Stated goal
Only a number is required: how many lines of the material contain the word "Start"?

Data to process
================

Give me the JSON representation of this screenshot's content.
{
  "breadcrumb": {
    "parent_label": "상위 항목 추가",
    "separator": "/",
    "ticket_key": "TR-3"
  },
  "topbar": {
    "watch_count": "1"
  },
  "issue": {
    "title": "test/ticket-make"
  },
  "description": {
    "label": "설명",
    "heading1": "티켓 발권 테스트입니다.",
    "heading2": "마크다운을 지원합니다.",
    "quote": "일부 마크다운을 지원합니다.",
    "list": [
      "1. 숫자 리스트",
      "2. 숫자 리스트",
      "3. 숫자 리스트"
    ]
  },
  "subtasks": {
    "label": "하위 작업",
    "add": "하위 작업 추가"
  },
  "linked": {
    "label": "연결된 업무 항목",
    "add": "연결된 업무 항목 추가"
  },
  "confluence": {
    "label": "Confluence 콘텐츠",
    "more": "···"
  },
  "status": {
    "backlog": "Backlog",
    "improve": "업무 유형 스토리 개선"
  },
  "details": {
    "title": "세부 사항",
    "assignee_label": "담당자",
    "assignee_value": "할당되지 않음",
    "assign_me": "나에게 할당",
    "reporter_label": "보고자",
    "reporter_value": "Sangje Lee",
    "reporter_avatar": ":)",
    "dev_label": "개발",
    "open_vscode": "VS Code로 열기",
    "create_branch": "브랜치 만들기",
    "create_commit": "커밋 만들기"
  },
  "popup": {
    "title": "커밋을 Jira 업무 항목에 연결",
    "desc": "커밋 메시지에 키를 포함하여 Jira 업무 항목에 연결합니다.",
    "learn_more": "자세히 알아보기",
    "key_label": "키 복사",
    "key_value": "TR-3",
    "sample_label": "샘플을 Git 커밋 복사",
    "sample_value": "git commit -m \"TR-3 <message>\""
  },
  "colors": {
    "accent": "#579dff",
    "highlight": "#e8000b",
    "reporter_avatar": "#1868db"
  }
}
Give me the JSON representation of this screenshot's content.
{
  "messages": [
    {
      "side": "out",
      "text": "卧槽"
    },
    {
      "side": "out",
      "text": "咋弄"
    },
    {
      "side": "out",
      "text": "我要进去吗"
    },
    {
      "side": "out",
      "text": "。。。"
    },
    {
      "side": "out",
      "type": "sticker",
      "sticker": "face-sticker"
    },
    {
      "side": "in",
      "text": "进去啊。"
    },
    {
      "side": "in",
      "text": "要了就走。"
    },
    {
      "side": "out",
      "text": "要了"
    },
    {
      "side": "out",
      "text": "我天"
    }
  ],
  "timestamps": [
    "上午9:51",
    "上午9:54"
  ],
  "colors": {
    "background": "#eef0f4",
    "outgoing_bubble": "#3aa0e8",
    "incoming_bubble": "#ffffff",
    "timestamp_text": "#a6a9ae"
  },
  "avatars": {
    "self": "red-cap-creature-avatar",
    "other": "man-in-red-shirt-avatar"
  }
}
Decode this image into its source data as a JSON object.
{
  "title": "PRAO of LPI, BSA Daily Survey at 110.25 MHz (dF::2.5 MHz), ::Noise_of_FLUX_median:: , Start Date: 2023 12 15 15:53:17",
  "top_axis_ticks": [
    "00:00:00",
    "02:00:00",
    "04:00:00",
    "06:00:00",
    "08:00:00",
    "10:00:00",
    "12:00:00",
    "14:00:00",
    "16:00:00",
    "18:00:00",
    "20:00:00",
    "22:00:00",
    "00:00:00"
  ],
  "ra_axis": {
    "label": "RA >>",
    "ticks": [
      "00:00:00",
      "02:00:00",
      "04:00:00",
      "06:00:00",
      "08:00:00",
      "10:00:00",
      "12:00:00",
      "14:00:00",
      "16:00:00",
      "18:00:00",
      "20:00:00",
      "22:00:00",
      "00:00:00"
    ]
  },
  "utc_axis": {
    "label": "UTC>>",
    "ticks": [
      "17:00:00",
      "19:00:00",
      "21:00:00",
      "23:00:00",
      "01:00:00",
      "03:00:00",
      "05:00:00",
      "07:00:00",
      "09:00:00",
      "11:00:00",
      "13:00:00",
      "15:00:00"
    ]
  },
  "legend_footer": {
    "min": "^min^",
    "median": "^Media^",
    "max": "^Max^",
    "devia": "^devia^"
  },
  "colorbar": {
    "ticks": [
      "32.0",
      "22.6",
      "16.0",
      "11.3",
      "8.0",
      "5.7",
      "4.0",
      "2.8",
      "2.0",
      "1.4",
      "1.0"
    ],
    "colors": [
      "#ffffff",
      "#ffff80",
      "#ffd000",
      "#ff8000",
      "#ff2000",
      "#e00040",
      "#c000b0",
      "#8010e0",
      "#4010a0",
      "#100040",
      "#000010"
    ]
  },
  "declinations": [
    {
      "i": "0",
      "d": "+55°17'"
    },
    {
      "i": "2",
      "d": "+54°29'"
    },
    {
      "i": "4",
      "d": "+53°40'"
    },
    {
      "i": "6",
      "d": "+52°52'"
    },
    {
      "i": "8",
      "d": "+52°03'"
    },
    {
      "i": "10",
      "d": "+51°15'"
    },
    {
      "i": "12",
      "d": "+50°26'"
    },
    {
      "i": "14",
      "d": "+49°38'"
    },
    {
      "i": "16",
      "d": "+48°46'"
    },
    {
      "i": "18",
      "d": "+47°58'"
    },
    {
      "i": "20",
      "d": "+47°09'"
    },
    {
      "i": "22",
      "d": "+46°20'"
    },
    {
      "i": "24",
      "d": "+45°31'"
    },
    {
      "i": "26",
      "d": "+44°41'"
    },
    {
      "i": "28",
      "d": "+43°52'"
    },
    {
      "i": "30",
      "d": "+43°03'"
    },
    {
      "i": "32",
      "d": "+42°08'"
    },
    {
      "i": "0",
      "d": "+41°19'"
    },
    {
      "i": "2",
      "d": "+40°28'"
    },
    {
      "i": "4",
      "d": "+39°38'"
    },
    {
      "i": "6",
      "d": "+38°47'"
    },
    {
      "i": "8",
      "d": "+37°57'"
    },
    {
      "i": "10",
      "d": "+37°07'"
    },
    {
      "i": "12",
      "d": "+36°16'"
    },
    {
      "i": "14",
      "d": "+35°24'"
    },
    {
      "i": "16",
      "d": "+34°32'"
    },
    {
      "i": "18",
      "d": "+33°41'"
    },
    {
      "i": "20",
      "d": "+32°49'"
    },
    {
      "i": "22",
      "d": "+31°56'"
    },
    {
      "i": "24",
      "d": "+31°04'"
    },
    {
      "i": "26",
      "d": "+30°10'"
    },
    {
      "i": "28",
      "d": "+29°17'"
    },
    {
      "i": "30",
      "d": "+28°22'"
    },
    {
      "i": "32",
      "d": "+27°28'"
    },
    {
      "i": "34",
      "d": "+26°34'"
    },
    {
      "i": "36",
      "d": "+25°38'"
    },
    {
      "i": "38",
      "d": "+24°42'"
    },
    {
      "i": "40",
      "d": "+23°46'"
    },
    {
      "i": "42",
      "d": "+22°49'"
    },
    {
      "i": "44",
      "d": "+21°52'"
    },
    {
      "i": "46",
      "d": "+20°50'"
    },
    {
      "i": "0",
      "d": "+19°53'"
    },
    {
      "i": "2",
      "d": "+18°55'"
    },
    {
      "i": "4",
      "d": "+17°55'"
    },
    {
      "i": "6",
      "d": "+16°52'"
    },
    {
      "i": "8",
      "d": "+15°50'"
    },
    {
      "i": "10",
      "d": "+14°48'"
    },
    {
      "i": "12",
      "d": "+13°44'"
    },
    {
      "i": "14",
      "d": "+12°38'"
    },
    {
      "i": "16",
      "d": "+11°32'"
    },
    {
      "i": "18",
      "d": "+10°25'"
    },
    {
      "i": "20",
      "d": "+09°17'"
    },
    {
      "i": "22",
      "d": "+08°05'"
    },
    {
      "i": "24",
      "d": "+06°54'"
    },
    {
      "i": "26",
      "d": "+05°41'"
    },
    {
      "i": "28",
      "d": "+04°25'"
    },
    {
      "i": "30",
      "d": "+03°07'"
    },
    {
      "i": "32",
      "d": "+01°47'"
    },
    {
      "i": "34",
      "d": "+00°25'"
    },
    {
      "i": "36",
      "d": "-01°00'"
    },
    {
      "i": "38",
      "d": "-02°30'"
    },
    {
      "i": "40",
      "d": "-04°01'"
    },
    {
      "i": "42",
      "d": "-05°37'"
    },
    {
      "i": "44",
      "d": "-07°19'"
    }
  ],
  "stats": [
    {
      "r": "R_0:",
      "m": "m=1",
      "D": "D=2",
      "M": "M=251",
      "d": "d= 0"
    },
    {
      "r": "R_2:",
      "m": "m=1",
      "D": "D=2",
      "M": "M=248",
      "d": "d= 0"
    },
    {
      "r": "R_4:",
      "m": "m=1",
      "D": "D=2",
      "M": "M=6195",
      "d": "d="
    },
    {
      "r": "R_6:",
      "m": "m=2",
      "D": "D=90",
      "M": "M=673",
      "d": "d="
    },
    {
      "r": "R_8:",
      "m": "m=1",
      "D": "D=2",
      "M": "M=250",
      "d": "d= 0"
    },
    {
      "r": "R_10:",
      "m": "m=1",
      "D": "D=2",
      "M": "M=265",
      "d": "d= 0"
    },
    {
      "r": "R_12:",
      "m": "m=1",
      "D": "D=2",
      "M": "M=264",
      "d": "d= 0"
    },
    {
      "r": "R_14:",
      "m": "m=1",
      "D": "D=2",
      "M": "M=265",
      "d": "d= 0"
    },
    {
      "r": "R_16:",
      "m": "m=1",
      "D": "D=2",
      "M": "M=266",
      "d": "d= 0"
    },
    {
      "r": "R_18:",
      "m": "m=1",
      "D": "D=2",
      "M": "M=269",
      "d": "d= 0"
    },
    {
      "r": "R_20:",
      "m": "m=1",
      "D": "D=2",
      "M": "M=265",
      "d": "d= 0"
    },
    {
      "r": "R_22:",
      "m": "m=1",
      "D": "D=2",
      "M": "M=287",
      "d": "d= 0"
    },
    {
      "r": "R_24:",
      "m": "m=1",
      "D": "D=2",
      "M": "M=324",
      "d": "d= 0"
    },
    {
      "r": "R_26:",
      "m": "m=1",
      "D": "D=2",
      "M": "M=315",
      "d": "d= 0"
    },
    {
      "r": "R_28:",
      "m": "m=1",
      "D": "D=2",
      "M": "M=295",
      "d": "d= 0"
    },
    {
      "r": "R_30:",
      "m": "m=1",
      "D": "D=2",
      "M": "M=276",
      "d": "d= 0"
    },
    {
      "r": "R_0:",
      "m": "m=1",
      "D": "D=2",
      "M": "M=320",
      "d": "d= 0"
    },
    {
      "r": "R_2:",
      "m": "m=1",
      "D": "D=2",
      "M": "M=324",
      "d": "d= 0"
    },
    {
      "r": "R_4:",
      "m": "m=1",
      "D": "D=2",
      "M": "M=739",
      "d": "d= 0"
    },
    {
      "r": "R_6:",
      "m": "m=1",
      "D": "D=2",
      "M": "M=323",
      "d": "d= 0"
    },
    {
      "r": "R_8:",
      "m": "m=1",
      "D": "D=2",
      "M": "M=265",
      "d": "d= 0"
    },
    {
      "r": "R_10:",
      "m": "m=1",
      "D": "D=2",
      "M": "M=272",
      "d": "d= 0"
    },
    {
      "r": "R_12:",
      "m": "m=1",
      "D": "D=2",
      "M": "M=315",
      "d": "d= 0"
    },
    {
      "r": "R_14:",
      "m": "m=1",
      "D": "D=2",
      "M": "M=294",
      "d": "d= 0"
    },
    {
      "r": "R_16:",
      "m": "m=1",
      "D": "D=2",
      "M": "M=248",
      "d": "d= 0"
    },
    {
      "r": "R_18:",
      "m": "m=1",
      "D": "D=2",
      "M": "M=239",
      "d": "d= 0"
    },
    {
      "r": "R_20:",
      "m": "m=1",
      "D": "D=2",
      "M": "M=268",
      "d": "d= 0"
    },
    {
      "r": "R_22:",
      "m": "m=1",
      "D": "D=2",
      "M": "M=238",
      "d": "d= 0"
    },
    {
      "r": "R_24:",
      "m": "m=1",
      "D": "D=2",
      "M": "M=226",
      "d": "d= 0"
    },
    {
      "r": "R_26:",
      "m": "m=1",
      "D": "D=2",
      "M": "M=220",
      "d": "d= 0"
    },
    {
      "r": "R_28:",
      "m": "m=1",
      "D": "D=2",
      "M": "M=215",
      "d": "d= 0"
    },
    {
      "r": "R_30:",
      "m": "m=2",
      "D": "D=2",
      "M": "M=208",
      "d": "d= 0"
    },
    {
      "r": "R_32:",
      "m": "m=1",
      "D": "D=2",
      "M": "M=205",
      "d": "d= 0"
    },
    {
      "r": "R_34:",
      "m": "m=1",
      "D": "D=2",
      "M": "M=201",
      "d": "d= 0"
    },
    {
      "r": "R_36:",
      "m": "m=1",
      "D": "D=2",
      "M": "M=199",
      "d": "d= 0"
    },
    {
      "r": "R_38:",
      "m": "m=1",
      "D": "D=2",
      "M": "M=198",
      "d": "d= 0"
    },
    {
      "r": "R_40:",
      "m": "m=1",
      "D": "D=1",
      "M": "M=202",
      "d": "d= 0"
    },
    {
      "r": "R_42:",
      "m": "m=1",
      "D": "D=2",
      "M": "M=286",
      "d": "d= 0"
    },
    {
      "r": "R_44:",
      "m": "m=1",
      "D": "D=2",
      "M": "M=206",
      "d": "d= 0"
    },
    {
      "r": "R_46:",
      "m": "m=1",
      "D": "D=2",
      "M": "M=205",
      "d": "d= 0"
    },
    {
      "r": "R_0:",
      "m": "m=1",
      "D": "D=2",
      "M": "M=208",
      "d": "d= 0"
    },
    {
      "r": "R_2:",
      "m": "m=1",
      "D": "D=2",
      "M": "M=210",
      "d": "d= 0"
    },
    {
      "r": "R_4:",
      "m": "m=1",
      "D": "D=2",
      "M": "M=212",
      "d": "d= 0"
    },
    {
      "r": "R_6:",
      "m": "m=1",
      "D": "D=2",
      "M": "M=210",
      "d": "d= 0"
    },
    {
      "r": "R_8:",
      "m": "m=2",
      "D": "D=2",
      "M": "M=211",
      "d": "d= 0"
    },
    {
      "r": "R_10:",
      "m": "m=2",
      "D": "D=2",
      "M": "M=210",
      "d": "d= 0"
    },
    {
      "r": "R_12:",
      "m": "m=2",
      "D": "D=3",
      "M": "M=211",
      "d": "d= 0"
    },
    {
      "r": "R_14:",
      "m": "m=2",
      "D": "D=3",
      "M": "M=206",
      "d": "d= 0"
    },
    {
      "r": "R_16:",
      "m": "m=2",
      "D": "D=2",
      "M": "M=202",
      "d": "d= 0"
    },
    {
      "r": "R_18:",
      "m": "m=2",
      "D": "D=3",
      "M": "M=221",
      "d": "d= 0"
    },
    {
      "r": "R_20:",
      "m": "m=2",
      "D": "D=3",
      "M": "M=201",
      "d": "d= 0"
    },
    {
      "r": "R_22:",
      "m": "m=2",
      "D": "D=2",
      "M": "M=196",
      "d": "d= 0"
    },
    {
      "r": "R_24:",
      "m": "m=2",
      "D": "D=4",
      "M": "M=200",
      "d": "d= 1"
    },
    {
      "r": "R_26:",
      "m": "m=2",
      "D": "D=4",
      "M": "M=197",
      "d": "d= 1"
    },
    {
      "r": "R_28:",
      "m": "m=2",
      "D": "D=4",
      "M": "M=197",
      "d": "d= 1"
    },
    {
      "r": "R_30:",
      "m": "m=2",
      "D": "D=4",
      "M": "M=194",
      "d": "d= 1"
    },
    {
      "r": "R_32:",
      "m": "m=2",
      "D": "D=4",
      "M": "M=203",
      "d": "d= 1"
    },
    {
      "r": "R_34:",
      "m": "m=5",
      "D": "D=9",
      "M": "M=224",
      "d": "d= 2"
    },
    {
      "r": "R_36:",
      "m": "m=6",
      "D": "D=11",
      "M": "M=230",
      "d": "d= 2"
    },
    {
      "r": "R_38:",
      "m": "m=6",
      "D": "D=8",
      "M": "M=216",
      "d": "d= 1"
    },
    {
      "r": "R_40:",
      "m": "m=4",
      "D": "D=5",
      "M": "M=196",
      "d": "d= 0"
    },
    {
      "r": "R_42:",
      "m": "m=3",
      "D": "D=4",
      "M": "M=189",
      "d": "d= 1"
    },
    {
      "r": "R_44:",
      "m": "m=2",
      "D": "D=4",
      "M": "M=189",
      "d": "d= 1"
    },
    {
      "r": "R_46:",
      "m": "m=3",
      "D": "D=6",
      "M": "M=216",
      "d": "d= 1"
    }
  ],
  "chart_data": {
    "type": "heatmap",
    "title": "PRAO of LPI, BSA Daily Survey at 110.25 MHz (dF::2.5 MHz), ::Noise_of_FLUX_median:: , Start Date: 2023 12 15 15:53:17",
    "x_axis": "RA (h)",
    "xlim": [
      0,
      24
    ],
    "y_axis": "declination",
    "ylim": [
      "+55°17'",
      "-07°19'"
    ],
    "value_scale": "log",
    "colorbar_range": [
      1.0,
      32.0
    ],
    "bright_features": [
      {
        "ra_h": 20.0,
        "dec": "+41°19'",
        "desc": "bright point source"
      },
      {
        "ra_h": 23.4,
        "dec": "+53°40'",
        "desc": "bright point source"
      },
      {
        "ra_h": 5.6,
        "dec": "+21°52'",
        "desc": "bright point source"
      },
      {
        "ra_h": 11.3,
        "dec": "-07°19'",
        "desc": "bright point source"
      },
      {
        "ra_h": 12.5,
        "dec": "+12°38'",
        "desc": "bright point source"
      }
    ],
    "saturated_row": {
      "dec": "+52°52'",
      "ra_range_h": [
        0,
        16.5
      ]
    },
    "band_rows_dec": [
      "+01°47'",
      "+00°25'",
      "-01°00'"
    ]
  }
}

================

Response to the task
2